Every line with the string "color" should be gathered.

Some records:
************

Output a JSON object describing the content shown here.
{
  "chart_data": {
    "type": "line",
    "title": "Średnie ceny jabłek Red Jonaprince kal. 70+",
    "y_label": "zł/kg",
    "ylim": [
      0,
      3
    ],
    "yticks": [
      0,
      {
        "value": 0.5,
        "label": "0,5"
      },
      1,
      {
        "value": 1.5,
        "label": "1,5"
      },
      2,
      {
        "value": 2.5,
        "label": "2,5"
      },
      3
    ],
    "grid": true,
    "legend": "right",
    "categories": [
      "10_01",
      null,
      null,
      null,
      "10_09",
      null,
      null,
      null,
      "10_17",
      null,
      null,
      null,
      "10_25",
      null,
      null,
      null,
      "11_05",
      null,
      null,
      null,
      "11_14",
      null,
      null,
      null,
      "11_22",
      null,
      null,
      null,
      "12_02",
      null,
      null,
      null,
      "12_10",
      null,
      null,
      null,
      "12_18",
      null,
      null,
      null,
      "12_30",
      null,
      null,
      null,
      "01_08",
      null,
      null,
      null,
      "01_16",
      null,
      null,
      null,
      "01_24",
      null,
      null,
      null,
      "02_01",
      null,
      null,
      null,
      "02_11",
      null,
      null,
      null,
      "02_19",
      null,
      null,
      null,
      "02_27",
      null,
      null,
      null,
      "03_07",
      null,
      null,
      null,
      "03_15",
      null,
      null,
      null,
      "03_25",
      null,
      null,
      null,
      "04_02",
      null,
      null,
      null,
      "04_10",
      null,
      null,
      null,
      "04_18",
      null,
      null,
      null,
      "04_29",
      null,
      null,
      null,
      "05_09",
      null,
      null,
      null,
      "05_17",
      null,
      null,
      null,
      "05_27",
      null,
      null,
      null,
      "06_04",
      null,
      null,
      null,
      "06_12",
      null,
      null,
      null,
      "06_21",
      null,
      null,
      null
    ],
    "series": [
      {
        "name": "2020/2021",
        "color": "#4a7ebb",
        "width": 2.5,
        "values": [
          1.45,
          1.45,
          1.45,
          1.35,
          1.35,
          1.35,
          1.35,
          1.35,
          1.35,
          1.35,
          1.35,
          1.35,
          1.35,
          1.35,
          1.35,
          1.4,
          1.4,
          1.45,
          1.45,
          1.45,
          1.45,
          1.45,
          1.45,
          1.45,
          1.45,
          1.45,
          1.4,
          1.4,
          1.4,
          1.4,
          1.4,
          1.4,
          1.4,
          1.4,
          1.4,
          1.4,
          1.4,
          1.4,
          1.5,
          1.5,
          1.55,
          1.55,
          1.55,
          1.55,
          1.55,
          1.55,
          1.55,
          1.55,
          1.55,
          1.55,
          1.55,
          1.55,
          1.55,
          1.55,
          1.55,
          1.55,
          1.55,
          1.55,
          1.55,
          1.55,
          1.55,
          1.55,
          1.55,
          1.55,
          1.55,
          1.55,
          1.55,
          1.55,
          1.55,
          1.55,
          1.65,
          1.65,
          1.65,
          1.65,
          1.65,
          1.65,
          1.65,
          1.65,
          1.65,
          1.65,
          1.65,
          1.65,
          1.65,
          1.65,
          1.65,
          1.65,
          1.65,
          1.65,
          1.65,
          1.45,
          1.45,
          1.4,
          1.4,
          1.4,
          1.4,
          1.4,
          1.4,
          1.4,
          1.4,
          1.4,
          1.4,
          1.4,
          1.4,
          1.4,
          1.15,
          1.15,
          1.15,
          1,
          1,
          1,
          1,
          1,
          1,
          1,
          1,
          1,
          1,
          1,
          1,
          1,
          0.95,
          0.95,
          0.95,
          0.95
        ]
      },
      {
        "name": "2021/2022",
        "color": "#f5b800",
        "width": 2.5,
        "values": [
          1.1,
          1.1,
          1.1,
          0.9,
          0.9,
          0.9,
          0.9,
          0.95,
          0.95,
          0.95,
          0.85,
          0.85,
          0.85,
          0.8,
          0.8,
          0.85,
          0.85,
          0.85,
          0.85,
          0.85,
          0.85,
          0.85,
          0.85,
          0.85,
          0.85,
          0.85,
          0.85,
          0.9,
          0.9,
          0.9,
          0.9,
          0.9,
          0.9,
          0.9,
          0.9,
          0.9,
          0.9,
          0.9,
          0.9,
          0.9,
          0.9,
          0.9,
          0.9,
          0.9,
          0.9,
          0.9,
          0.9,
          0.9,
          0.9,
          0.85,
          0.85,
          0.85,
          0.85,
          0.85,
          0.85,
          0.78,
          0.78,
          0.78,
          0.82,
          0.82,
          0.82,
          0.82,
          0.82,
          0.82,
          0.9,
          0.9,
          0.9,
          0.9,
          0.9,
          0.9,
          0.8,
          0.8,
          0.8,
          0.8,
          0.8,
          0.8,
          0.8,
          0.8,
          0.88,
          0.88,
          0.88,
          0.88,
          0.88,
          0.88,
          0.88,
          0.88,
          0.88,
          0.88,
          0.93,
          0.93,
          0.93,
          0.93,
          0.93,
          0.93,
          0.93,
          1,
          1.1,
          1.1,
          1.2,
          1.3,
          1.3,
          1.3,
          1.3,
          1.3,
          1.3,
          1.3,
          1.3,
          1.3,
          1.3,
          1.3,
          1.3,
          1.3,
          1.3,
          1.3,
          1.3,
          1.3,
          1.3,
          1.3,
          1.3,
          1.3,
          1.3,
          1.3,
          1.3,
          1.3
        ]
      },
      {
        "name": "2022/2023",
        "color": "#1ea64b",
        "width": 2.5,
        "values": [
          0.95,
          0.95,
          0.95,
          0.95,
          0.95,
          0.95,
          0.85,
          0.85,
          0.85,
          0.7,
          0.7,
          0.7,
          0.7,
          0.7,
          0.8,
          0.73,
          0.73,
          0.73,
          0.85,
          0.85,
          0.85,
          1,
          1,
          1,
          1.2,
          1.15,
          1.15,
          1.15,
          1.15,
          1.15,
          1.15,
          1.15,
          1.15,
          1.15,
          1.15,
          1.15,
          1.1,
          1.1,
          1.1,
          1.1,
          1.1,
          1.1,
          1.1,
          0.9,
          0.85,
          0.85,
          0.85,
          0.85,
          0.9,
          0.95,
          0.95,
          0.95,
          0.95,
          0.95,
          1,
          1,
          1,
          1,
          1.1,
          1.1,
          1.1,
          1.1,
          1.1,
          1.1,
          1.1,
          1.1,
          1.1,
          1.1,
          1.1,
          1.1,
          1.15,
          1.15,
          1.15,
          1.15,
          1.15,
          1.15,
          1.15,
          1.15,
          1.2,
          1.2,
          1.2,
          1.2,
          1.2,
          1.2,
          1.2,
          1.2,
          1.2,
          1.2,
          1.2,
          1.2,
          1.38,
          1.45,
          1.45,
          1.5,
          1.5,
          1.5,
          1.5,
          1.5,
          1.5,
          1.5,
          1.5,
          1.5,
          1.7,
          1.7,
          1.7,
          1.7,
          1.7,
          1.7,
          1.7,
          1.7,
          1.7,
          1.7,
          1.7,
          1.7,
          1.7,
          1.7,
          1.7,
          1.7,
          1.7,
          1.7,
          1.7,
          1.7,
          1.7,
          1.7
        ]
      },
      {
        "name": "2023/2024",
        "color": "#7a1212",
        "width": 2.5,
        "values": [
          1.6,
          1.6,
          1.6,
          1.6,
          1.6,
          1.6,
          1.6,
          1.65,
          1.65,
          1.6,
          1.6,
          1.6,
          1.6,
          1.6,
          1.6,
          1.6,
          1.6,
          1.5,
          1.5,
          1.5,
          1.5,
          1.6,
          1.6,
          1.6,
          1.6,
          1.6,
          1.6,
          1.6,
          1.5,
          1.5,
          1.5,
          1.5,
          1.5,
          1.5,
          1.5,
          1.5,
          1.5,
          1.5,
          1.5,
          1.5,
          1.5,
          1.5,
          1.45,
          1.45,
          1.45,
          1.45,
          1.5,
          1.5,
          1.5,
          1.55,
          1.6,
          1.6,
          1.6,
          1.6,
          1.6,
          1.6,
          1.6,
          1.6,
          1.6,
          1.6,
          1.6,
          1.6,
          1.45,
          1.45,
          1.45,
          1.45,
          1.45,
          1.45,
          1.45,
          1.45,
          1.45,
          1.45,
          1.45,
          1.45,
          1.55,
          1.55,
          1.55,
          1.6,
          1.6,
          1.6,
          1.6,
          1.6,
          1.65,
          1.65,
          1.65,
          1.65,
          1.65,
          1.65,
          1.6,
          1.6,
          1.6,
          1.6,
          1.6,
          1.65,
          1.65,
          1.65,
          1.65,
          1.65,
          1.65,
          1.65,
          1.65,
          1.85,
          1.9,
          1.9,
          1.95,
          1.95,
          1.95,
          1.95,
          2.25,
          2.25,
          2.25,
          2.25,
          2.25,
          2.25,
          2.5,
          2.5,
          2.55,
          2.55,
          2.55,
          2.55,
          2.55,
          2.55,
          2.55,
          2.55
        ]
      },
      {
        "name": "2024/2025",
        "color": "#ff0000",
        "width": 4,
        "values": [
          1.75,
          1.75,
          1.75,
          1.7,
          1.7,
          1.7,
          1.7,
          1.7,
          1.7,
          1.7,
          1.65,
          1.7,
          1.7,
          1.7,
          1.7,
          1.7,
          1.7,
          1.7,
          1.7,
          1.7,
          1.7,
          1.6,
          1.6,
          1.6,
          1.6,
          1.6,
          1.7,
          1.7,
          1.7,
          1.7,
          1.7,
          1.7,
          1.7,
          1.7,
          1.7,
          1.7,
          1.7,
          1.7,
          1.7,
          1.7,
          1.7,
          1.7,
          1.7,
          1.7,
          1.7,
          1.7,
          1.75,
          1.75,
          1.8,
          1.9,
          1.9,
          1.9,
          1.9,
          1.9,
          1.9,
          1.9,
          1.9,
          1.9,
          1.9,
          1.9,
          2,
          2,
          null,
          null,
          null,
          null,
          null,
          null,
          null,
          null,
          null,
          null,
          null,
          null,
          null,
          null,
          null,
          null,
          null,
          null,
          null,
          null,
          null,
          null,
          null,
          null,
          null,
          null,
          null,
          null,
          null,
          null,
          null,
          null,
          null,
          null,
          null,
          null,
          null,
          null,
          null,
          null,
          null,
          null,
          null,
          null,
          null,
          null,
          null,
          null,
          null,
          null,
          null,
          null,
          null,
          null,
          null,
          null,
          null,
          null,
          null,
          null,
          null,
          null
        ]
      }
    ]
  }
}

************

Solved problem:
        "color": "#4a7ebb",
        "color": "#f5b800",
        "color": "#1ea64b",
        "color": "#7a1212",
        "color": "#ff0000",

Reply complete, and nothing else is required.